- _SOURCE DATA_

_ _ _ _

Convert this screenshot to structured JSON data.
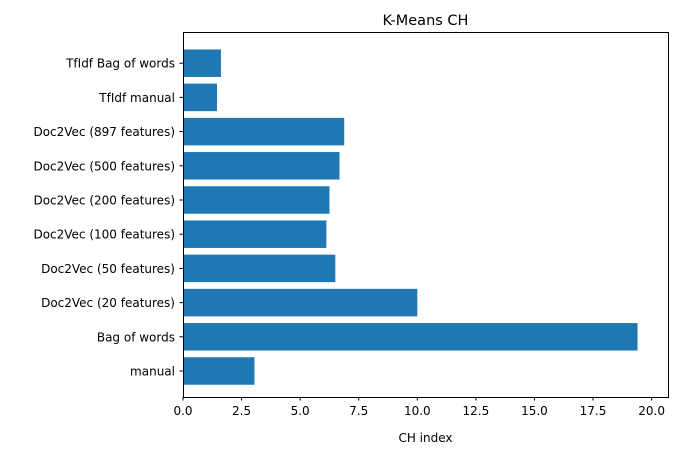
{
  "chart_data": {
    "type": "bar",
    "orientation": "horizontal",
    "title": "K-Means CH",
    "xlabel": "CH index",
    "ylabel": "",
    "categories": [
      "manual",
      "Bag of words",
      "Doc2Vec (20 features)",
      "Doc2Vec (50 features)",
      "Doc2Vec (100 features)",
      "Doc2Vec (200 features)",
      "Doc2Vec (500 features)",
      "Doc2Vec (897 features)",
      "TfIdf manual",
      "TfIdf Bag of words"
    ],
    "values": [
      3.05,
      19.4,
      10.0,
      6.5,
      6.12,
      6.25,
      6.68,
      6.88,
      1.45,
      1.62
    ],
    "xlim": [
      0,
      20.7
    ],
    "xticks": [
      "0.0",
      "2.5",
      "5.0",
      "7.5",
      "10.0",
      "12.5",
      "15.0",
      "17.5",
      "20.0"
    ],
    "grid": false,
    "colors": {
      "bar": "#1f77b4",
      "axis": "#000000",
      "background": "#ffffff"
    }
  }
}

_ _ _ _

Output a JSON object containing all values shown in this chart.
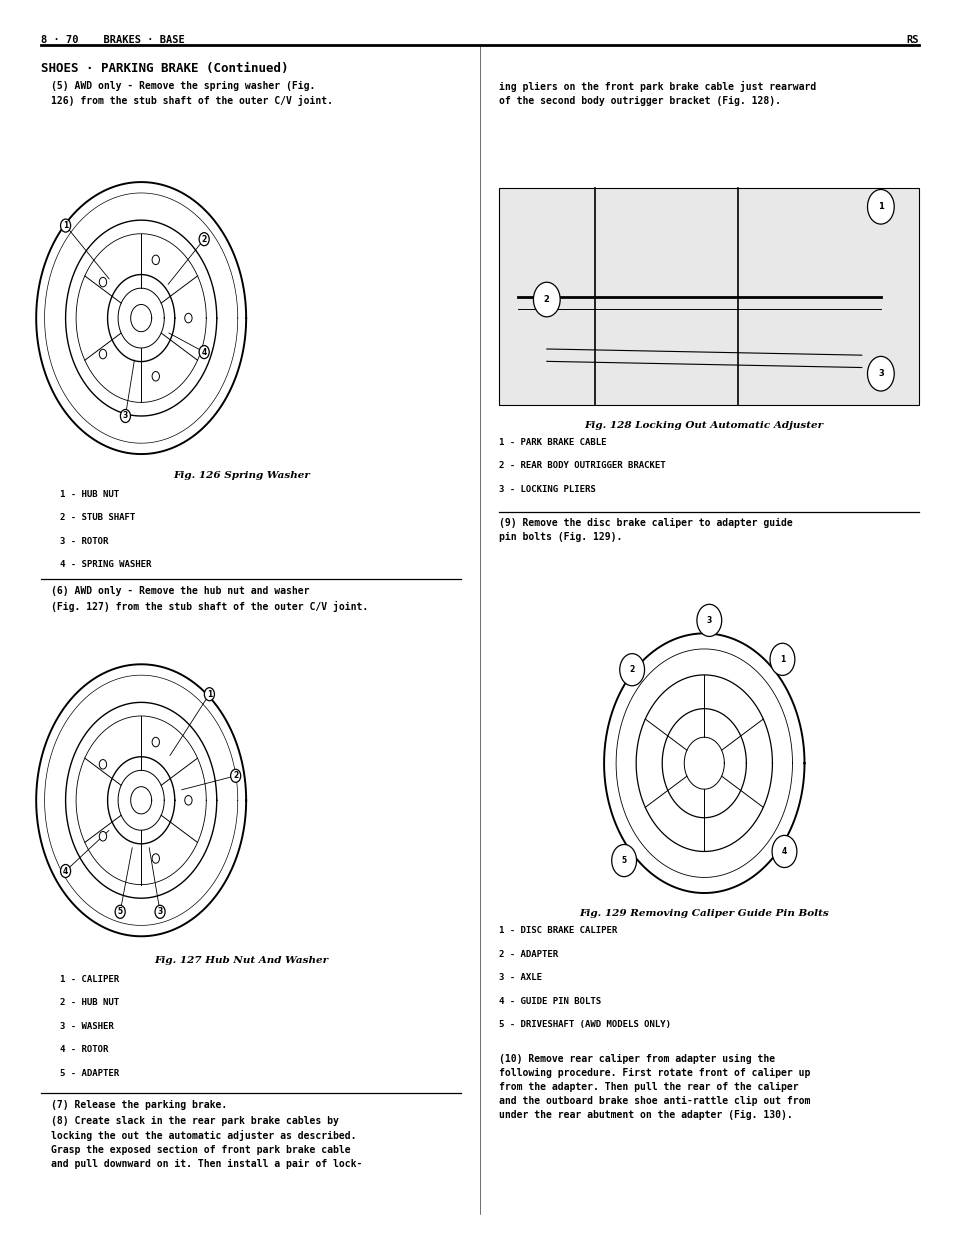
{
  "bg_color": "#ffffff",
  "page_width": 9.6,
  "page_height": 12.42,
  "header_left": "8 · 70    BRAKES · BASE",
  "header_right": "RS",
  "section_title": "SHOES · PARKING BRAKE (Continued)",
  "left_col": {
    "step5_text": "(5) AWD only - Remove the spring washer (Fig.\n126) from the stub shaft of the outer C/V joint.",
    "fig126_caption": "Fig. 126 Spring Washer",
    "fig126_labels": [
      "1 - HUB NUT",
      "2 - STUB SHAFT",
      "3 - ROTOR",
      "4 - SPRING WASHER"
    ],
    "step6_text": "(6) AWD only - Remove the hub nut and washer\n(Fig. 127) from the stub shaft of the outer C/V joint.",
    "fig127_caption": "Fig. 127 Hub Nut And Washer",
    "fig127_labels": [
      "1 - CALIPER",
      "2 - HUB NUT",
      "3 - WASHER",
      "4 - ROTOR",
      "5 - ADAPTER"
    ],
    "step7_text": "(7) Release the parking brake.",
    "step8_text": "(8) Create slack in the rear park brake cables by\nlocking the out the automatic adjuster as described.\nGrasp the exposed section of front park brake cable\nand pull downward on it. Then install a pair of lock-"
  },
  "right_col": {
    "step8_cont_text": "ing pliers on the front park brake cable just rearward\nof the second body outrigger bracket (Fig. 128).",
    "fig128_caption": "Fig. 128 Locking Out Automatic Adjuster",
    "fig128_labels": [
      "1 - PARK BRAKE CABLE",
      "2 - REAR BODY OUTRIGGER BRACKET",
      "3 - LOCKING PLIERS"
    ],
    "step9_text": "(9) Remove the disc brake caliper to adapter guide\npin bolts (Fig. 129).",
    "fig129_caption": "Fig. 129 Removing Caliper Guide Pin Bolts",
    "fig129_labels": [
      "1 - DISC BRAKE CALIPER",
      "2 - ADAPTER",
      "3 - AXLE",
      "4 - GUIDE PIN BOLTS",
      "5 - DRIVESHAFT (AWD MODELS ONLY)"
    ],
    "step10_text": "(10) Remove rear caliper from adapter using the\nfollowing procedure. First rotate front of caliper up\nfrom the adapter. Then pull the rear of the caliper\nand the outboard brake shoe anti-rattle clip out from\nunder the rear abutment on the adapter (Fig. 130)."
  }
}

_ _ _ _

- _BRIEF_
Copy out every line from the records that has the word "values".

- _EXERCISE SOLUTION_
    "values": [
Output a JSON object containing all values shown in this chart.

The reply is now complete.